__Instructions for the task__. Each line containing the word "Giderleri" should be found and copied.

__Input__.
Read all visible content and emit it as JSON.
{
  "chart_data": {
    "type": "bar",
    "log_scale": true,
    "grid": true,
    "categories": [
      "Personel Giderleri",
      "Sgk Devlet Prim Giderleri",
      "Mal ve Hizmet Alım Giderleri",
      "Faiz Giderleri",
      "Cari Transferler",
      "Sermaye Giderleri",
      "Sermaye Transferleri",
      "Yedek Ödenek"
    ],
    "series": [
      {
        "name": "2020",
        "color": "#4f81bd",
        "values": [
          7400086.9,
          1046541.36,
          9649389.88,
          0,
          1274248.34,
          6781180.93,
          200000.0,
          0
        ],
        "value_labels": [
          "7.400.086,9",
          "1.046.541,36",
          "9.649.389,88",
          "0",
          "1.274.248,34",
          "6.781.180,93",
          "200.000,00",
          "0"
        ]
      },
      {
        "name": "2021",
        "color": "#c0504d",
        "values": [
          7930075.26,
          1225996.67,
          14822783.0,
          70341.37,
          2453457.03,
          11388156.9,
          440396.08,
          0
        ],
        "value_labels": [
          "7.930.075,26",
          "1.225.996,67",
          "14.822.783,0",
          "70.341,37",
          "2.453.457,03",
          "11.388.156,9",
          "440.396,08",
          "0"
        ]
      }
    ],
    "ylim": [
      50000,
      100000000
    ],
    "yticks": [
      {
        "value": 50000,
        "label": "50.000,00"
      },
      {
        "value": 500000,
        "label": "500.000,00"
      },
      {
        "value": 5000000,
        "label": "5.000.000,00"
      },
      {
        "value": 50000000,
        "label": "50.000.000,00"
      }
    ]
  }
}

--

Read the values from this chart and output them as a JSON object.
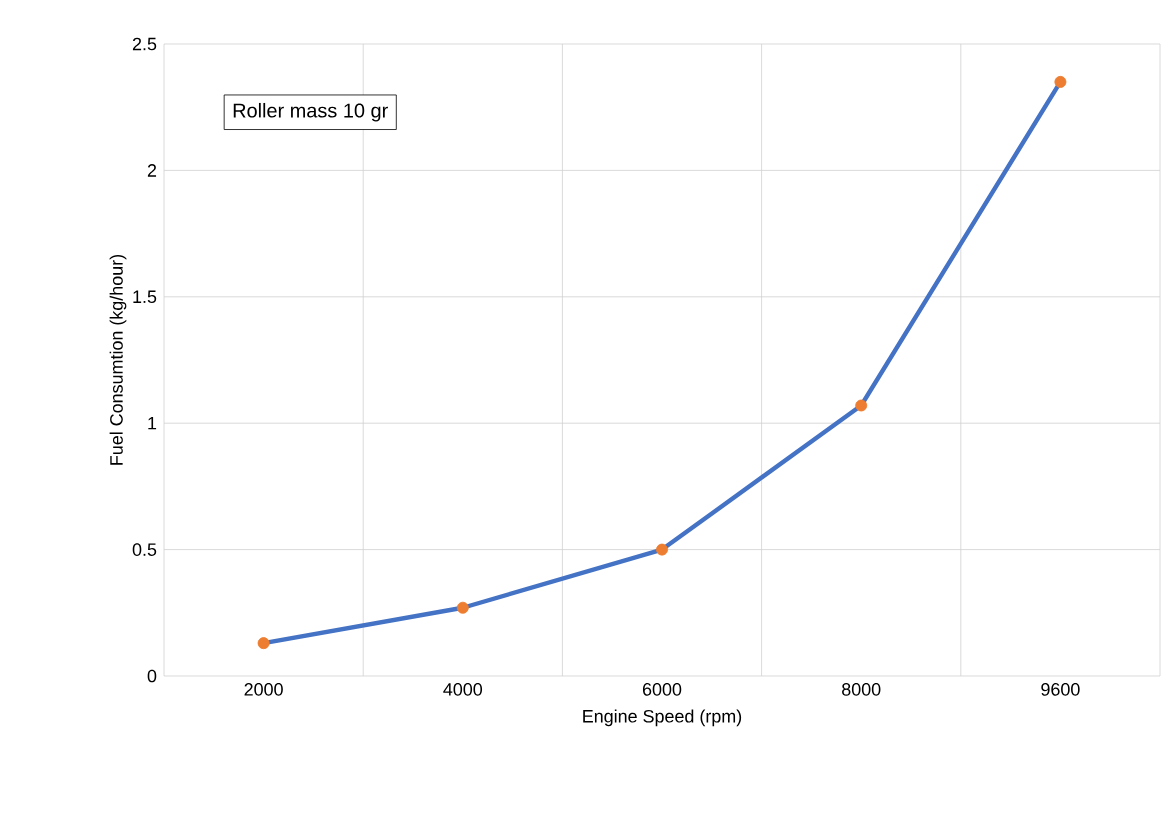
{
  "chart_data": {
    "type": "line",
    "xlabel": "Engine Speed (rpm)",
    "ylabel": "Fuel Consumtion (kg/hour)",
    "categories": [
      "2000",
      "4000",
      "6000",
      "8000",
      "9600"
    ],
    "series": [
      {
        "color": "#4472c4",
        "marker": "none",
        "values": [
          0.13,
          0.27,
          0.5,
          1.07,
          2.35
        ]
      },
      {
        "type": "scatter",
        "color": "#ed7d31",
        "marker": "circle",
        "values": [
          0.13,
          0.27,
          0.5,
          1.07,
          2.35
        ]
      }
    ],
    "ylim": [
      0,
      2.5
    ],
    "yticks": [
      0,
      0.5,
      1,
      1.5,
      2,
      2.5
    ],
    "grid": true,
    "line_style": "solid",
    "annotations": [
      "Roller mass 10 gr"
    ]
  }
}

==

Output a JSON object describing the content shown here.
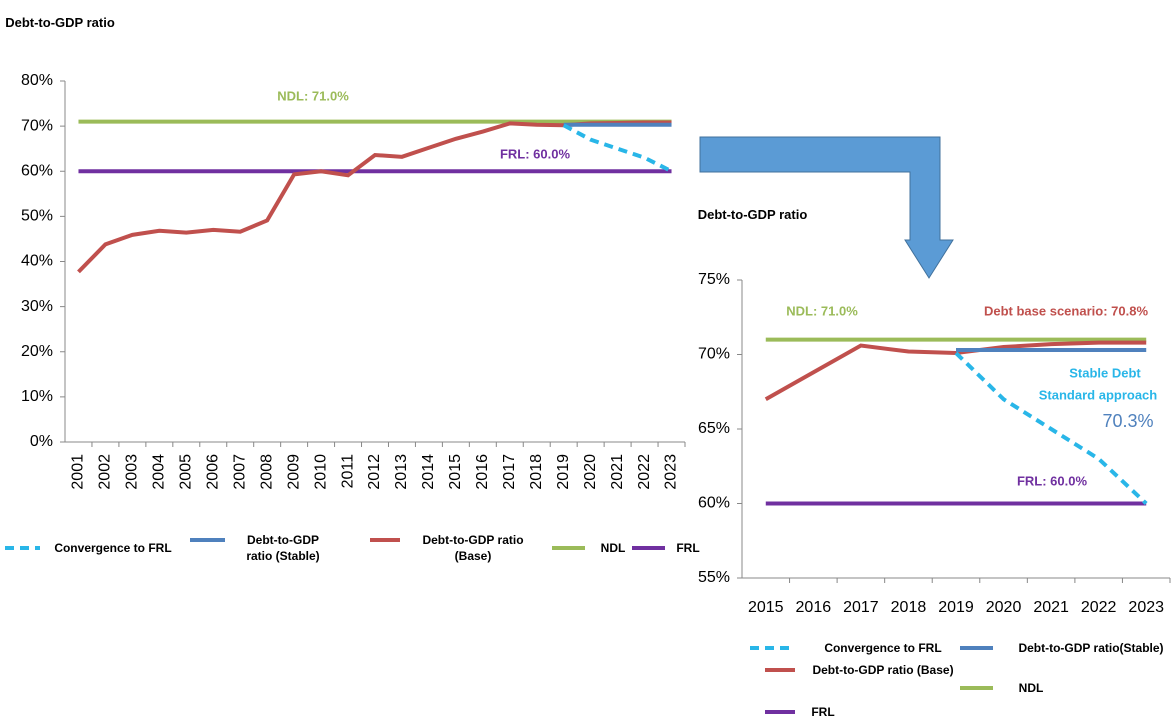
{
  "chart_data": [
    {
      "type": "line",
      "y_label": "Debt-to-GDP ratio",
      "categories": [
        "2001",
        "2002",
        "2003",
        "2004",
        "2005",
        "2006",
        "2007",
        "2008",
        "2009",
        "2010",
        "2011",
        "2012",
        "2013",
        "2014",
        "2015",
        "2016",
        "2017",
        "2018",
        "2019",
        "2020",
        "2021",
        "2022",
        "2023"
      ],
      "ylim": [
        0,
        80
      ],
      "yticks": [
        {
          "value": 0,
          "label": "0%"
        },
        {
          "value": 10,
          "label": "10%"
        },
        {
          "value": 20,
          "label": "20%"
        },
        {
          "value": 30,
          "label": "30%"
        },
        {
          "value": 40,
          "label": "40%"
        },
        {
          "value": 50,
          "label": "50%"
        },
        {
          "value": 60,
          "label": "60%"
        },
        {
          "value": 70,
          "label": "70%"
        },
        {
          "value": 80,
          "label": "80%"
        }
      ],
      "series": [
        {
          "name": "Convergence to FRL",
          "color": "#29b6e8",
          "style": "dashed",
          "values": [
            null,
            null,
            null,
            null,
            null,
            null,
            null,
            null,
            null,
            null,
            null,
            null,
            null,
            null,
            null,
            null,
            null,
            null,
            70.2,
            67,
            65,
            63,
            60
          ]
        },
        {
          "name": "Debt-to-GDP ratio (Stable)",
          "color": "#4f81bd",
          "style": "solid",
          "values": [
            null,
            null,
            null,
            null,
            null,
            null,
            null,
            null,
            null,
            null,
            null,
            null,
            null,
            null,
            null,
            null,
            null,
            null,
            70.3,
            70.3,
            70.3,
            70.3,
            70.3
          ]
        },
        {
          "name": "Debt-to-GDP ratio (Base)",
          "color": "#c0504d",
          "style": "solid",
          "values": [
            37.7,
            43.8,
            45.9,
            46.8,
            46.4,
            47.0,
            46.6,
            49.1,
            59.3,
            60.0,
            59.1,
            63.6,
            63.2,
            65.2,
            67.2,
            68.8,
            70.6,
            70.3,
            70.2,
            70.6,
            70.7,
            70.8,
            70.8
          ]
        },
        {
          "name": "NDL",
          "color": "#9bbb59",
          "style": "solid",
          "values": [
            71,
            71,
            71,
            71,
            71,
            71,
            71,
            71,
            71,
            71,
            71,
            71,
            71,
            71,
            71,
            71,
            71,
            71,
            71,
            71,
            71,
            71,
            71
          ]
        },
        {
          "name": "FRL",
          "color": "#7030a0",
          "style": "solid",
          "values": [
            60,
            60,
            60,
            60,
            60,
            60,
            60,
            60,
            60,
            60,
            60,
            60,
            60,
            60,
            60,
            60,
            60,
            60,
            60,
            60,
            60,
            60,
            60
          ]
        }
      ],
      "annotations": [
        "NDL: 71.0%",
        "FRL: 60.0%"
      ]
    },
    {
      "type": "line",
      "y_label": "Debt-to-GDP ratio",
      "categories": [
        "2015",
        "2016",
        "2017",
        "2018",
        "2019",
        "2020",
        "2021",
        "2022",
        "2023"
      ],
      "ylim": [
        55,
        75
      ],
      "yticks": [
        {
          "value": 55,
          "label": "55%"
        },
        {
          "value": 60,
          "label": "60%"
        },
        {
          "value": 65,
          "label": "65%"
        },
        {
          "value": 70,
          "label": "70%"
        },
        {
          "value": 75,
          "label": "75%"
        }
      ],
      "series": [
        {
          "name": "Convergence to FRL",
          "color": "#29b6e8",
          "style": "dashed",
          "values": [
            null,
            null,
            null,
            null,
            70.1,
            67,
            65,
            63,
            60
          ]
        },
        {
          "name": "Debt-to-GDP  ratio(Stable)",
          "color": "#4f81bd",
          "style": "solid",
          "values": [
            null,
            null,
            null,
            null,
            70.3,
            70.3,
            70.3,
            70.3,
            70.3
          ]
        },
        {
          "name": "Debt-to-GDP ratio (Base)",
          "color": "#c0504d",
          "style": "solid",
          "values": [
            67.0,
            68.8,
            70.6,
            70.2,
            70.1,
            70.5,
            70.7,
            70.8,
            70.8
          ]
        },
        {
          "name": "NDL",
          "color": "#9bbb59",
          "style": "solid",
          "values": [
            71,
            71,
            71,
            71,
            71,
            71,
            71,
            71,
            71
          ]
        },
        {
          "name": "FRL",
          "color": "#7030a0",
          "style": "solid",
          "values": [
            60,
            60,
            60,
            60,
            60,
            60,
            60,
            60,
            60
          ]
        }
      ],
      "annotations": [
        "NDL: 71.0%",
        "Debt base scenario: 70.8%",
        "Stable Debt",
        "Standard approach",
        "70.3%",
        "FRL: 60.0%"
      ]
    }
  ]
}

__Complete response__.
      "Personel Giderleri",
      "Sgk Devlet Prim Giderleri",
      "Mal ve Hizmet Alım Giderleri",
      "Faiz Giderleri",
      "Sermaye Giderleri",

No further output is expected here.